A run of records
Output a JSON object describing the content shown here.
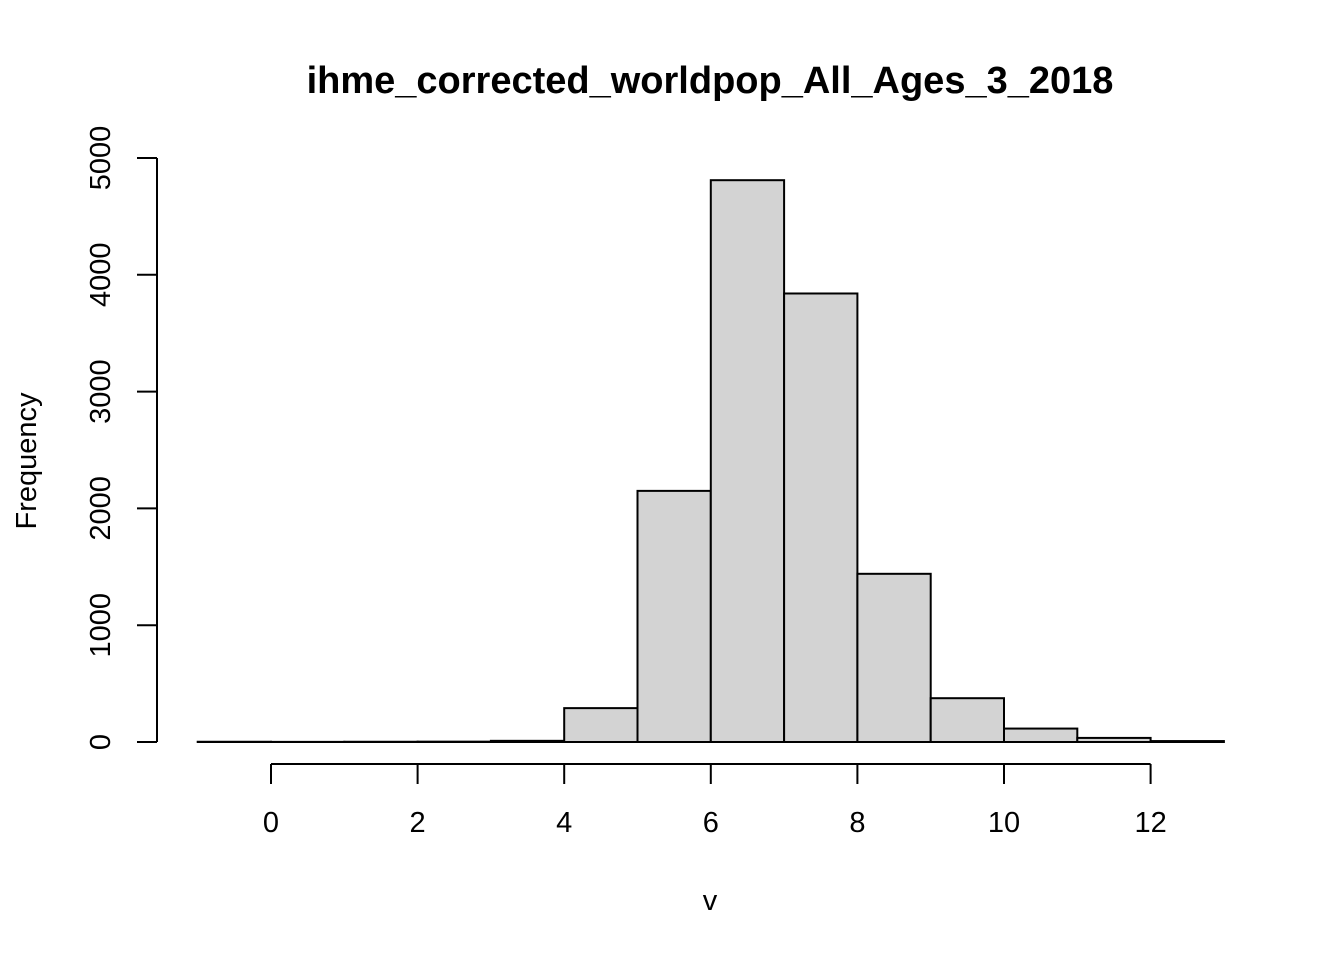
{
  "chart_data": {
    "type": "bar",
    "title": "ihme_corrected_worldpop_All_Ages_3_2018",
    "xlabel": "v",
    "ylabel": "Frequency",
    "xlim": [
      -1,
      13
    ],
    "ylim": [
      0,
      5000
    ],
    "x_ticks": [
      "0",
      "2",
      "4",
      "6",
      "8",
      "10",
      "12"
    ],
    "y_ticks": [
      "0",
      "1000",
      "2000",
      "3000",
      "4000",
      "5000"
    ],
    "bins": [
      {
        "start": -1,
        "end": 0,
        "count": 2
      },
      {
        "start": 0,
        "end": 1,
        "count": 1
      },
      {
        "start": 1,
        "end": 2,
        "count": 2
      },
      {
        "start": 2,
        "end": 3,
        "count": 3
      },
      {
        "start": 3,
        "end": 4,
        "count": 10
      },
      {
        "start": 4,
        "end": 5,
        "count": 290
      },
      {
        "start": 5,
        "end": 6,
        "count": 2150
      },
      {
        "start": 6,
        "end": 7,
        "count": 4810
      },
      {
        "start": 7,
        "end": 8,
        "count": 3840
      },
      {
        "start": 8,
        "end": 9,
        "count": 1440
      },
      {
        "start": 9,
        "end": 10,
        "count": 375
      },
      {
        "start": 10,
        "end": 11,
        "count": 115
      },
      {
        "start": 11,
        "end": 12,
        "count": 35
      },
      {
        "start": 12,
        "end": 13,
        "count": 8
      }
    ],
    "bar_color": "#d3d3d3",
    "grid": false,
    "legend": "none"
  }
}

• **What you should do**
Keep every word of the data as it is when you write it out, but drop the pictures.

• **Result for this exercise**
Output a JSON object describing the content shown here.
{
  "chart_data": {
    "type": "bar",
    "title": "ihme_corrected_worldpop_All_Ages_3_2018",
    "xlabel": "v",
    "ylabel": "Frequency",
    "xlim": [
      -1,
      13
    ],
    "ylim": [
      0,
      5000
    ],
    "x_ticks": [
      "0",
      "2",
      "4",
      "6",
      "8",
      "10",
      "12"
    ],
    "y_ticks": [
      "0",
      "1000",
      "2000",
      "3000",
      "4000",
      "5000"
    ],
    "bins": [
      {
        "start": -1,
        "end": 0,
        "count": 2
      },
      {
        "start": 0,
        "end": 1,
        "count": 1
      },
      {
        "start": 1,
        "end": 2,
        "count": 2
      },
      {
        "start": 2,
        "end": 3,
        "count": 3
      },
      {
        "start": 3,
        "end": 4,
        "count": 10
      },
      {
        "start": 4,
        "end": 5,
        "count": 290
      },
      {
        "start": 5,
        "end": 6,
        "count": 2150
      },
      {
        "start": 6,
        "end": 7,
        "count": 4810
      },
      {
        "start": 7,
        "end": 8,
        "count": 3840
      },
      {
        "start": 8,
        "end": 9,
        "count": 1440
      },
      {
        "start": 9,
        "end": 10,
        "count": 375
      },
      {
        "start": 10,
        "end": 11,
        "count": 115
      },
      {
        "start": 11,
        "end": 12,
        "count": 35
      },
      {
        "start": 12,
        "end": 13,
        "count": 8
      }
    ],
    "bar_color": "#d3d3d3",
    "grid": false,
    "legend": "none"
  }
}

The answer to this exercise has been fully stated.